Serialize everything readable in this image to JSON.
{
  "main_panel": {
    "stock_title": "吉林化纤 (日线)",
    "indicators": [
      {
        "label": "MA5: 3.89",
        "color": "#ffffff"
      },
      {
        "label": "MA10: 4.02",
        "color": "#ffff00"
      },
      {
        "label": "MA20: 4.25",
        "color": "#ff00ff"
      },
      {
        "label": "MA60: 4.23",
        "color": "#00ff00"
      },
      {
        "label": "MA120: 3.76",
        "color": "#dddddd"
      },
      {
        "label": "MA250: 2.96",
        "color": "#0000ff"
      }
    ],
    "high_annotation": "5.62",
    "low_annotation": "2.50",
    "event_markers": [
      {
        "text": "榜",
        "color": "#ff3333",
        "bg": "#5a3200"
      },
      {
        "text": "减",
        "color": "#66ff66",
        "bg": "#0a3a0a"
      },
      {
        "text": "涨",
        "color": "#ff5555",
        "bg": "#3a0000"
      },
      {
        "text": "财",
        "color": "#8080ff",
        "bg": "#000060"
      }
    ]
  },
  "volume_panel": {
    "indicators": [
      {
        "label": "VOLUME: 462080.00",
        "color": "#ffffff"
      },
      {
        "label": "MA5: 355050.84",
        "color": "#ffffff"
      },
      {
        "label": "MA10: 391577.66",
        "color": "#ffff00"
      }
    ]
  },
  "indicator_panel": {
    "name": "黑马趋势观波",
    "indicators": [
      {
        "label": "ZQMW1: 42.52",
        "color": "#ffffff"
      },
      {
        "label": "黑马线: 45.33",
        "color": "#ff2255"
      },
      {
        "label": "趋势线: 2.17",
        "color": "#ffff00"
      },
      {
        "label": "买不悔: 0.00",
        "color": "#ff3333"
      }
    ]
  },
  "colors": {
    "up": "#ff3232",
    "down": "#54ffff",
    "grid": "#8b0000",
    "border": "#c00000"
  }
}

=-=-=

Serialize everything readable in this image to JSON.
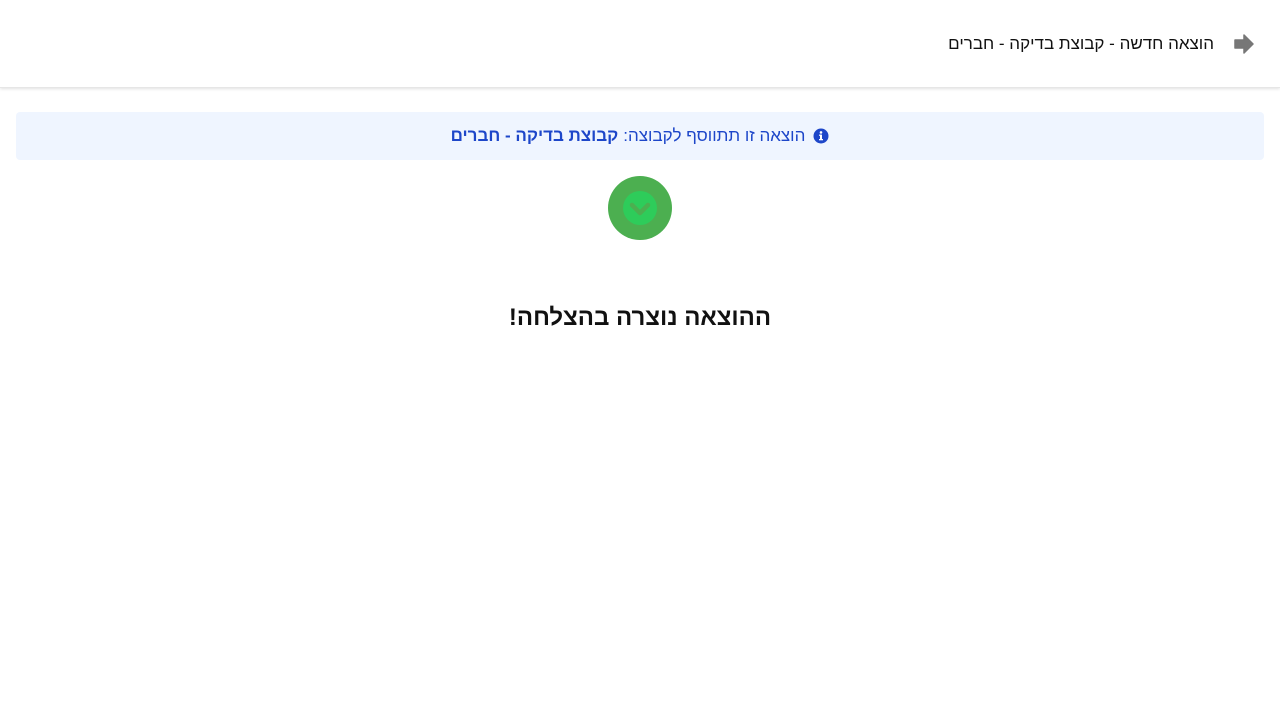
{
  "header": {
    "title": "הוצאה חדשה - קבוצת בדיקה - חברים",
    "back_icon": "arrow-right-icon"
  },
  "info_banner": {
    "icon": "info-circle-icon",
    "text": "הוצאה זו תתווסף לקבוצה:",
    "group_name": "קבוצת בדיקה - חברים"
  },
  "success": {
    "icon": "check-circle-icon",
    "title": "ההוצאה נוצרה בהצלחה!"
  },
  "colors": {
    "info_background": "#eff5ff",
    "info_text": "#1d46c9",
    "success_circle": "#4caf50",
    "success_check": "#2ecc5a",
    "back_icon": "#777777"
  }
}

=-=-=

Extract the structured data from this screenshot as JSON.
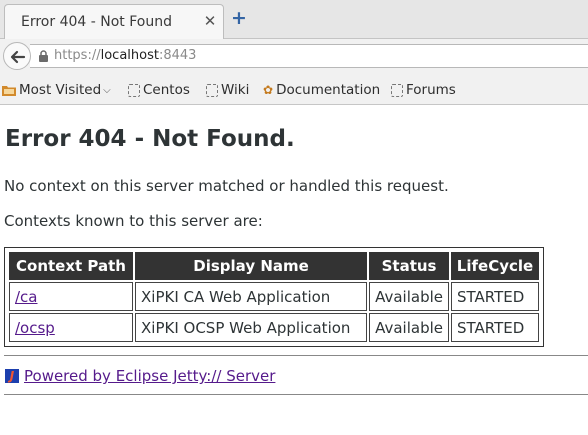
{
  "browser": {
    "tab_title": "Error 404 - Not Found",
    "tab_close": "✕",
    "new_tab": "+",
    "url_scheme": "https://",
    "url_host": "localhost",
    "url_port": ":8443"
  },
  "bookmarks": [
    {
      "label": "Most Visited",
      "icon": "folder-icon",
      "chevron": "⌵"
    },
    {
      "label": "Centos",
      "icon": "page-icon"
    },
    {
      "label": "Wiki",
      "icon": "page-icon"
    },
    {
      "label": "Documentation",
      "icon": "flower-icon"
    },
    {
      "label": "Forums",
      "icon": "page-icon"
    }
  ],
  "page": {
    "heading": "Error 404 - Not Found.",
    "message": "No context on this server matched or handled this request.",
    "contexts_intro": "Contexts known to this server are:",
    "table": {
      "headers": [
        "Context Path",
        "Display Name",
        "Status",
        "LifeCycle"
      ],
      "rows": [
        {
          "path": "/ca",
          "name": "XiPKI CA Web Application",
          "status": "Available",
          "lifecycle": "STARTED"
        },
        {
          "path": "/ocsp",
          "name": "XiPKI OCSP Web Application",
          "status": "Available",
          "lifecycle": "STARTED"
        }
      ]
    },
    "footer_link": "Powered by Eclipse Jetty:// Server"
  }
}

=-=-=

EXERCISE GOAL
Check each line of the material above for "Found" and say how many lines contain it, giving the number alone.

EXPECTED ANSWER
2